Text passage →
Segment Open

Periodic Report Summary 1 - REPROTAG (ReproTag - Targeting reproductive traits for more efficient forage grass breeding)

Grassland is of high ecological and economic importance for Europe and contributes to sustainable feed and food production worldwide. Novel grass breeding schemes based on a more efficient exploitation of heterosis have the potential to substantially outperform current forage grass varieties in terms of biomass and seed yield, resistance and tolerance to biotic and abiotic stresses, respectively. However, current attempts to produce hybrids in forage crops have major limitations: Firstly, efficient production of inbred lines is hampered by self-incompatibility (SI), a genetic mechanism that efficiently promotes cross pollination, and secondly, tools to control pollination for efficient hybrid seed production are missing.
Therefore, the overall goal of the proposed research is to identify, characterize and utilize biological mechanisms in forage grasses to control pollination, which can – among a broad range of other applications – be exploited in hybrid breeding schemes. In particular, the proposed research focuses on the two-locus SI system, fertility restoring self-compatibility loci (SC), doubled haploid induction and male sterility mechanisms in perennial ryegrass (Lolium perenne L.), which will serve as a diploid model for other major grass species.
The achieved results, as specified below, have significantly increased our understanding of the genetic mechanisms underlying grass reproductive traits and how these mechanisms can be used for efficient hybrid breeding in forage and turf grasses.

Self-incompatibility (SI)
The grass family (Poaceae), the fourth largest family of flowering plants, encompasses the most economically important cereal, forage, and energy crops, and exhibits a unique gametophytic self-incompatibility (SI) mechanism that is controlled by at least two multiallelic and independent loci, S and Z. Despite intense research efforts over the last six decades, the genes underlying S and Z remain uncharacterized. We have applied a fine-mapping approach to identify the male component of the S-locus in perennial ryegrass (Lolium perenne L.) and provide multiple evidence that a domain of unknown function 247 (DUF247) gene is involved in its determination. Using a total of 10,177 individuals from seven different mapping populations segregating for S, we narrowed the S-locus to a genomic region containing eight genes, the closest recombinant marker mapping at a distance of 0.016 cM. Of the eight genes cosegregating with the S-locus, a highly polymorphic gene encoding for a protein containing a DUF247 was fully predictive of known S-locus genotypes at the amino acid level in the seven mapping populations. Strikingly, this gene showed a frameshift mutation in self-compatible darnel (Lolium temulentum L.), whereas all of the self-incompatible species of the Festuca-Lolium complex were predicted to encode functional proteins. Our results represent a major step forward toward understanding the gametophytic SI system in one of the most important plant families and will enable the identification of additional components interacting with the S-locus.

Fertility restoring self-compatibility loci (SC)

Segment Closed

Data taken from a collection →
Segment Open

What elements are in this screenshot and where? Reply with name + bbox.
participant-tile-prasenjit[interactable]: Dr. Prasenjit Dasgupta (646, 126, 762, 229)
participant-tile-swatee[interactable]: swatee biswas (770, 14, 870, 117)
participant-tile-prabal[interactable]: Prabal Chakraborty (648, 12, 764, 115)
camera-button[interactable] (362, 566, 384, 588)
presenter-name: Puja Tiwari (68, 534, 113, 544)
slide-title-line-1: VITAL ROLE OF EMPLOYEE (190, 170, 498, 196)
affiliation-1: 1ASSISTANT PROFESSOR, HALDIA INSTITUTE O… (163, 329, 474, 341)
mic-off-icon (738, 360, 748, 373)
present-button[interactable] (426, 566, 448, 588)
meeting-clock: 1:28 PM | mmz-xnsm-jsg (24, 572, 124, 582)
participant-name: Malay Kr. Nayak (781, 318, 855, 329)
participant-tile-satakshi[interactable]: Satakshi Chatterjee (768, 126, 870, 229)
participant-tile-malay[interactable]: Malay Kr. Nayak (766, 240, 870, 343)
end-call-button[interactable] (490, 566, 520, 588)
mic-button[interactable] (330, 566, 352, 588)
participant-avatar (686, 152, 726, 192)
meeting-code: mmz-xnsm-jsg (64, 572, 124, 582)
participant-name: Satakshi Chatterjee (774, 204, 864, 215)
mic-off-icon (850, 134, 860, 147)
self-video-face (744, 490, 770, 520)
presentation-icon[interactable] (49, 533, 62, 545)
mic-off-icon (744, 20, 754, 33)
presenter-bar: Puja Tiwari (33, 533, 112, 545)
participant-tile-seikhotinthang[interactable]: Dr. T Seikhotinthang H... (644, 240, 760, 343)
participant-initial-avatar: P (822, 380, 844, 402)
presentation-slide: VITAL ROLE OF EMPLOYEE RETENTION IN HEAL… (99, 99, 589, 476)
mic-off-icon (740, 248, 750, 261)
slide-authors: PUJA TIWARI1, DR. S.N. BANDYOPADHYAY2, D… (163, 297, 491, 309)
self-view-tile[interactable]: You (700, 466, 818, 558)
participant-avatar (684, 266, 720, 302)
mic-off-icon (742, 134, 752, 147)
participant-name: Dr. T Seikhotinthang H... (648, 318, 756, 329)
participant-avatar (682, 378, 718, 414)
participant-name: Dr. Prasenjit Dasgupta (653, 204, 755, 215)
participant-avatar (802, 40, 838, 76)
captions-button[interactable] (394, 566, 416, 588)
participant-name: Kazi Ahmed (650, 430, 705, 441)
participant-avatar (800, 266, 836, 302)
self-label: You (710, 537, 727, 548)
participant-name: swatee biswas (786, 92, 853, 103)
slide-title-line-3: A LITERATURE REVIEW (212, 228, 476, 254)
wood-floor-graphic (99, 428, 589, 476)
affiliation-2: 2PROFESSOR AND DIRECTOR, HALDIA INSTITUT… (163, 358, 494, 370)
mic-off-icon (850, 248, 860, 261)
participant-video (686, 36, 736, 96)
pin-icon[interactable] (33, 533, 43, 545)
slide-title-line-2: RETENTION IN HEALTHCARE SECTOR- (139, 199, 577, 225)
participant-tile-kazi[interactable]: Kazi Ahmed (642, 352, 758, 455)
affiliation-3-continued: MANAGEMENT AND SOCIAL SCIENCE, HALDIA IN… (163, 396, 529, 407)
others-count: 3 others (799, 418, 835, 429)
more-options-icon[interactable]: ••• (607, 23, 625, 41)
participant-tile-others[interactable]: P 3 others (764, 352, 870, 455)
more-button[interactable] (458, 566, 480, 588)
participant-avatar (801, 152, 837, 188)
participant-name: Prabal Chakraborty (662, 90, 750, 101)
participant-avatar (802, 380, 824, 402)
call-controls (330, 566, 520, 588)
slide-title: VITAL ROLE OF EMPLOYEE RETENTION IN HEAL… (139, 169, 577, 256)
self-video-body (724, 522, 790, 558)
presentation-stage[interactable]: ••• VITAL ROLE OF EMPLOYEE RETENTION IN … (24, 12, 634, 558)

Segment Closed

Task 1 → In the ReproTag report summary, how many individuals were used to narrow the S-locus to a genomic region?
Task 2 → From the ReproTag report summary, reproduce everything from "Grassland is of" down to "production are missing.".
The records have no connection to the ReproTag report summary.

Output 1 → 10,177 individuals from seven mapping populations.

Output 2 →
Grassland is of high ecological and economic importance for Europe and contributes to sustainable feed and food production worldwide. Novel grass breeding schemes based on a more efficient exploitation of heterosis have the potential to substantially outperform current forage grass varieties in terms of biomass and seed yield, resistance and tolerance to biotic and abiotic stresses, respectively. However, current attempts to produce hybrids in forage crops have major limitations: Firstly, efficient production of inbred lines is hampered by self-incompatibility (SI), a genetic mechanism that efficiently promotes cross pollination, and secondly, tools to control pollination for efficient hybrid seed production are missing.